Start of Records provided

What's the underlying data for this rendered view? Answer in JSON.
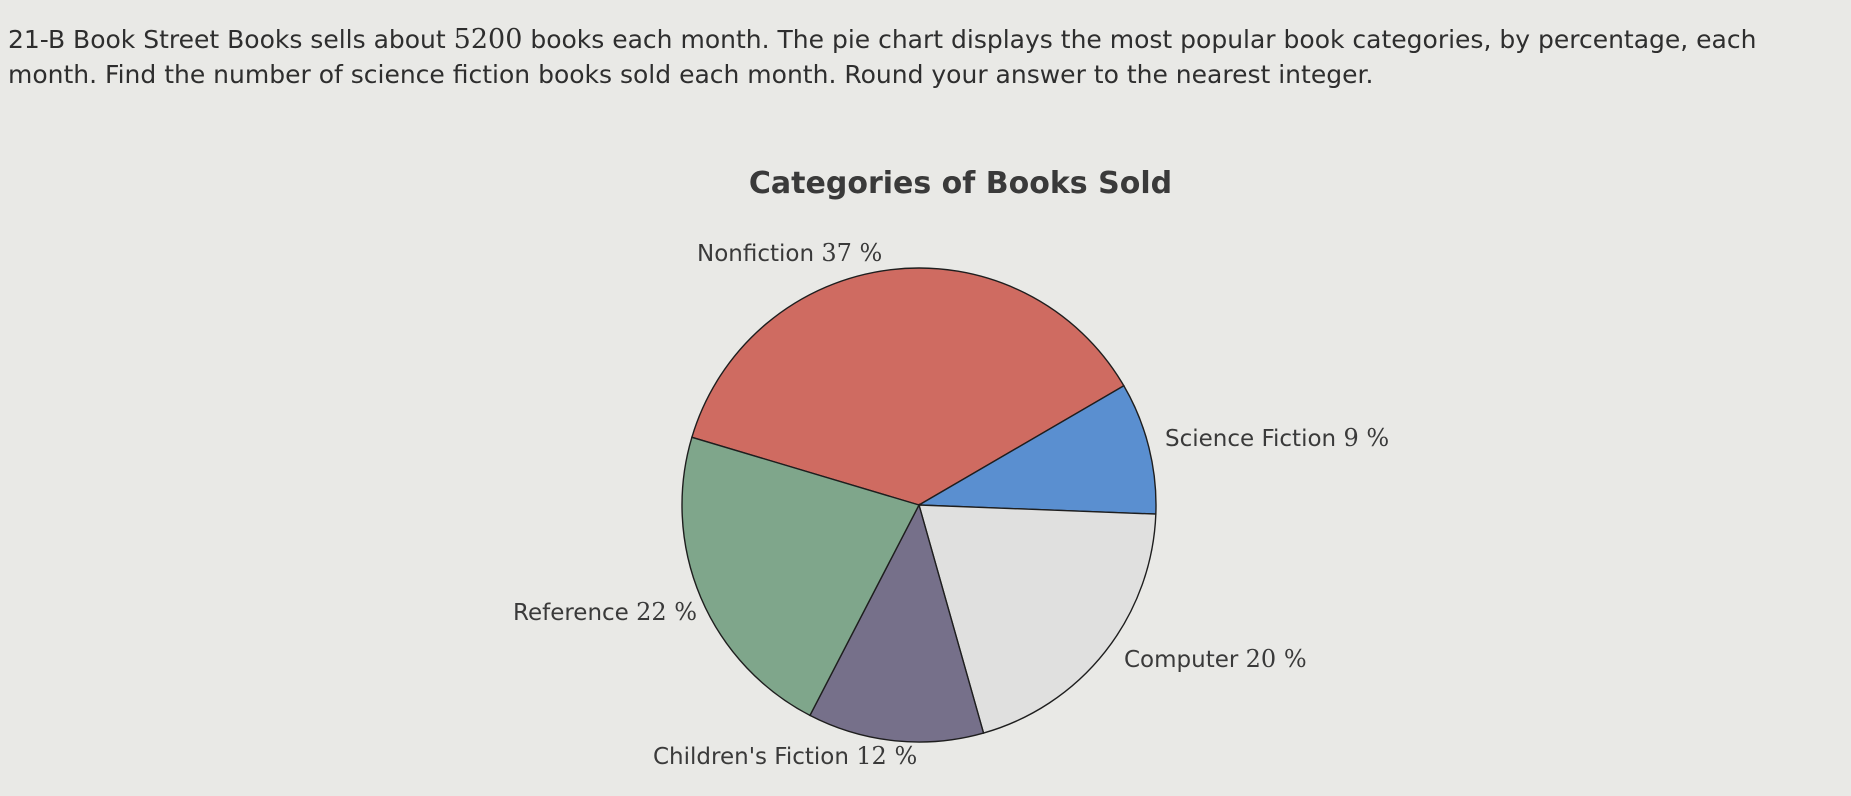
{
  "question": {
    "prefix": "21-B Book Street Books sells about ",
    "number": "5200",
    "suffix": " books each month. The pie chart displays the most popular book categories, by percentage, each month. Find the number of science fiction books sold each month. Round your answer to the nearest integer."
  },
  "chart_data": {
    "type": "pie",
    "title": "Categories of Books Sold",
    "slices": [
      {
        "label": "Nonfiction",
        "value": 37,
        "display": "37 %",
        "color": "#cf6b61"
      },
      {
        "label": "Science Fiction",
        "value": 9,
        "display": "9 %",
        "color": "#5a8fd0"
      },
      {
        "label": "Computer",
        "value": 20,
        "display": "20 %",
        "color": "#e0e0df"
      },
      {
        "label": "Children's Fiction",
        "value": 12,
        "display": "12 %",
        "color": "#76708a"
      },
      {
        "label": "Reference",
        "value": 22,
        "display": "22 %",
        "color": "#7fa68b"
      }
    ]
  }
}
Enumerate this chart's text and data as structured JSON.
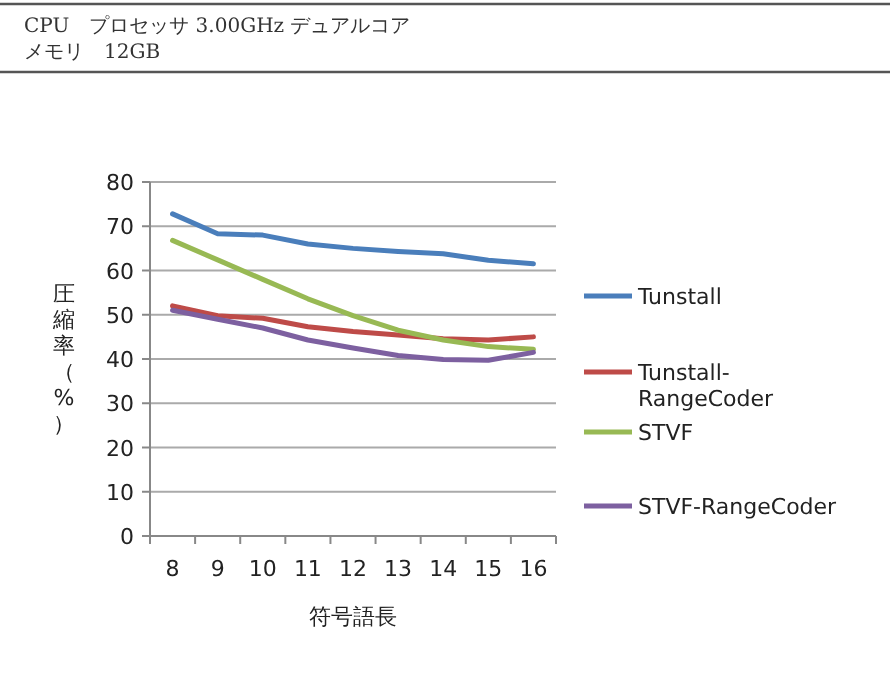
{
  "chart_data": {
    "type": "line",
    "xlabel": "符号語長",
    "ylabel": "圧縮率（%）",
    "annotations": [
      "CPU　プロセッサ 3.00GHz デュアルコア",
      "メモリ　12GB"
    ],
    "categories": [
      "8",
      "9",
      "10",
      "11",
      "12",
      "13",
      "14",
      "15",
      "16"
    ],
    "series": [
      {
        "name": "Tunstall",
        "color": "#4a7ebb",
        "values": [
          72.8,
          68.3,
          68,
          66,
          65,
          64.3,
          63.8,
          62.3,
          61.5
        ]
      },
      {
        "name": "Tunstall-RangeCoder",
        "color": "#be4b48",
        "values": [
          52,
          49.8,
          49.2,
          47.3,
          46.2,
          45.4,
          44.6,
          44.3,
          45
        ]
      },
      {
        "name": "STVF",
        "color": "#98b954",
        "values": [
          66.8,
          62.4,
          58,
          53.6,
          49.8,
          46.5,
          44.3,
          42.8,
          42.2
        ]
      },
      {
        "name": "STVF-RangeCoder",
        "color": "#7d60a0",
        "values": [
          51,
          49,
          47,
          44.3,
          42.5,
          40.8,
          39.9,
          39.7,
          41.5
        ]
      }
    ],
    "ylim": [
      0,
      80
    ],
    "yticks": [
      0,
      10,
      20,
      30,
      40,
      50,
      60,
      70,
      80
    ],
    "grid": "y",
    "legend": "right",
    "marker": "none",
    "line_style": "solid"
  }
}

End of Records provided

Short problem | Your copy should match the records word for word, with the pictures removed.

The reply |
What's the underlying data for this rendered view? Answer in JSON.
{
  "question": {
    "prefix": "21-B Book Street Books sells about ",
    "number": "5200",
    "suffix": " books each month. The pie chart displays the most popular book categories, by percentage, each month. Find the number of science fiction books sold each month. Round your answer to the nearest integer."
  },
  "chart_data": {
    "type": "pie",
    "title": "Categories of Books Sold",
    "slices": [
      {
        "label": "Nonfiction",
        "value": 37,
        "display": "37 %",
        "color": "#cf6b61"
      },
      {
        "label": "Science Fiction",
        "value": 9,
        "display": "9 %",
        "color": "#5a8fd0"
      },
      {
        "label": "Computer",
        "value": 20,
        "display": "20 %",
        "color": "#e0e0df"
      },
      {
        "label": "Children's Fiction",
        "value": 12,
        "display": "12 %",
        "color": "#76708a"
      },
      {
        "label": "Reference",
        "value": 22,
        "display": "22 %",
        "color": "#7fa68b"
      }
    ]
  }
}
Enumerate this chart's text and data as structured JSON.
{
  "chart_data": {
    "type": "line",
    "xlabel": "符号語長",
    "ylabel": "圧縮率（%）",
    "annotations": [
      "CPU　プロセッサ 3.00GHz デュアルコア",
      "メモリ　12GB"
    ],
    "categories": [
      "8",
      "9",
      "10",
      "11",
      "12",
      "13",
      "14",
      "15",
      "16"
    ],
    "series": [
      {
        "name": "Tunstall",
        "color": "#4a7ebb",
        "values": [
          72.8,
          68.3,
          68,
          66,
          65,
          64.3,
          63.8,
          62.3,
          61.5
        ]
      },
      {
        "name": "Tunstall-RangeCoder",
        "color": "#be4b48",
        "values": [
          52,
          49.8,
          49.2,
          47.3,
          46.2,
          45.4,
          44.6,
          44.3,
          45
        ]
      },
      {
        "name": "STVF",
        "color": "#98b954",
        "values": [
          66.8,
          62.4,
          58,
          53.6,
          49.8,
          46.5,
          44.3,
          42.8,
          42.2
        ]
      },
      {
        "name": "STVF-RangeCoder",
        "color": "#7d60a0",
        "values": [
          51,
          49,
          47,
          44.3,
          42.5,
          40.8,
          39.9,
          39.7,
          41.5
        ]
      }
    ],
    "ylim": [
      0,
      80
    ],
    "yticks": [
      0,
      10,
      20,
      30,
      40,
      50,
      60,
      70,
      80
    ],
    "grid": "y",
    "legend": "right",
    "marker": "none",
    "line_style": "solid"
  }
}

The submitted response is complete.